- Problem statement -
Exclude the pictures and return every line exactly as written.

- Data supplied -
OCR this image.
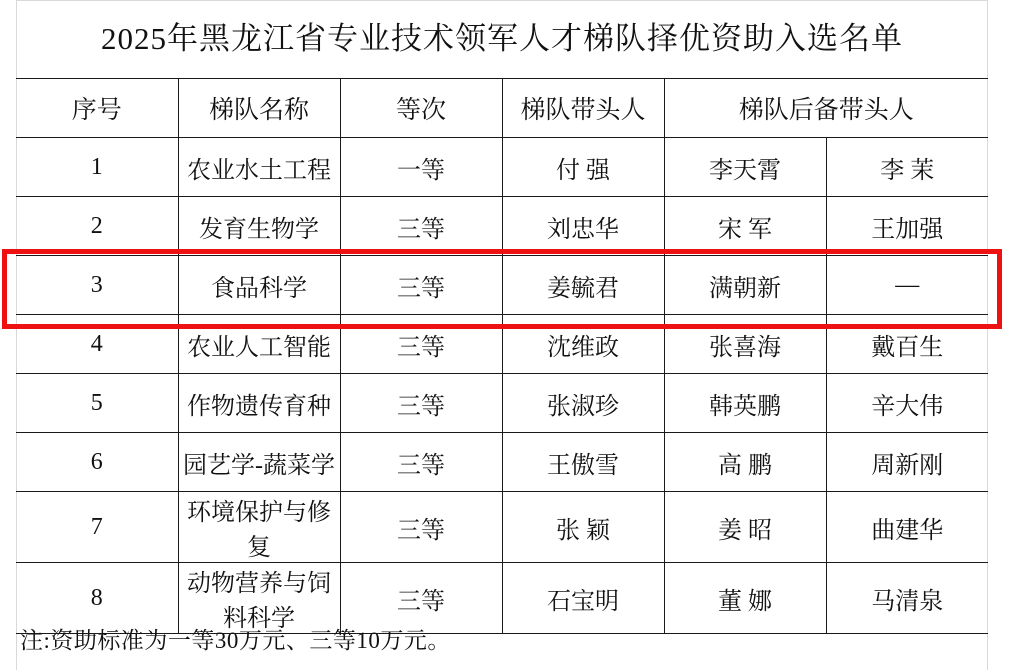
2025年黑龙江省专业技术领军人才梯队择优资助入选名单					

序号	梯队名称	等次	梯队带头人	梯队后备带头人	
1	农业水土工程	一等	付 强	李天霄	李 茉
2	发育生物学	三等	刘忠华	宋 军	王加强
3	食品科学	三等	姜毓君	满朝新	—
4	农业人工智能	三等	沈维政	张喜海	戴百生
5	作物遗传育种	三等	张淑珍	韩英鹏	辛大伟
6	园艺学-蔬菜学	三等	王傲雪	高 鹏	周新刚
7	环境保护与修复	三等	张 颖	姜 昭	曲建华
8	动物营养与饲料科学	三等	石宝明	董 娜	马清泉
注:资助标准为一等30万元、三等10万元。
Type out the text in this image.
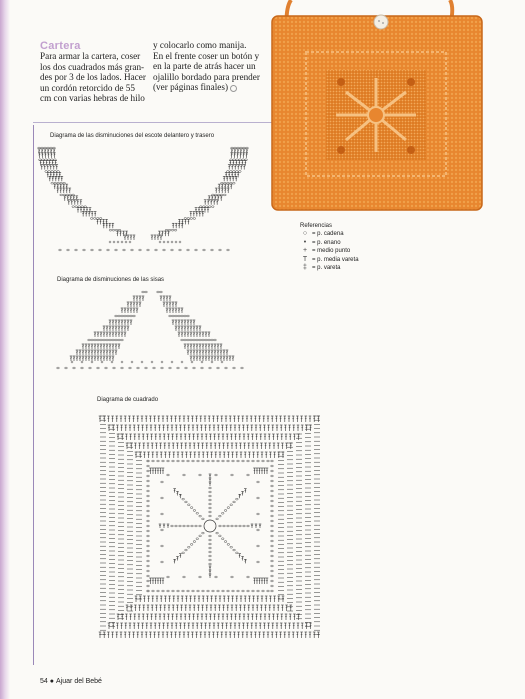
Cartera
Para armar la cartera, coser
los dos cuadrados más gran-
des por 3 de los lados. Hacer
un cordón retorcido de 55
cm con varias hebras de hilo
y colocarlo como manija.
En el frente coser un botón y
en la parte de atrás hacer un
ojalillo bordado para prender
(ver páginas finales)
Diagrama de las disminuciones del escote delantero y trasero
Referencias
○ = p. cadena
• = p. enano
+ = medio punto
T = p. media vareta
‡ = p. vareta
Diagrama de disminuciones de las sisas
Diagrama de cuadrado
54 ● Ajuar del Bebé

- The answer -
OCR this image.
2025年黑龙江省专业技术领军人才梯队择优资助入选名单					

序号	梯队名称	等次	梯队带头人	梯队后备带头人	
1	农业水土工程	一等	付 强	李天霄	李 茉
2	发育生物学	三等	刘忠华	宋 军	王加强
3	食品科学	三等	姜毓君	满朝新	—
4	农业人工智能	三等	沈维政	张喜海	戴百生
5	作物遗传育种	三等	张淑珍	韩英鹏	辛大伟
6	园艺学-蔬菜学	三等	王傲雪	高 鹏	周新刚
7	环境保护与修复	三等	张 颖	姜 昭	曲建华
8	动物营养与饲料科学	三等	石宝明	董 娜	马清泉
注:资助标准为一等30万元、三等10万元。
Type out the text in this image.
Cartera
Para armar la cartera, coser
los dos cuadrados más gran-
des por 3 de los lados. Hacer
un cordón retorcido de 55
cm con varias hebras de hilo
y colocarlo como manija.
En el frente coser un botón y
en la parte de atrás hacer un
ojalillo bordado para prender
(ver páginas finales)
Diagrama de las disminuciones del escote delantero y trasero
Referencias
○ = p. cadena
• = p. enano
+ = medio punto
T = p. media vareta
‡ = p. vareta
Diagrama de disminuciones de las sisas
Diagrama de cuadrado
54 ● Ajuar del Bebé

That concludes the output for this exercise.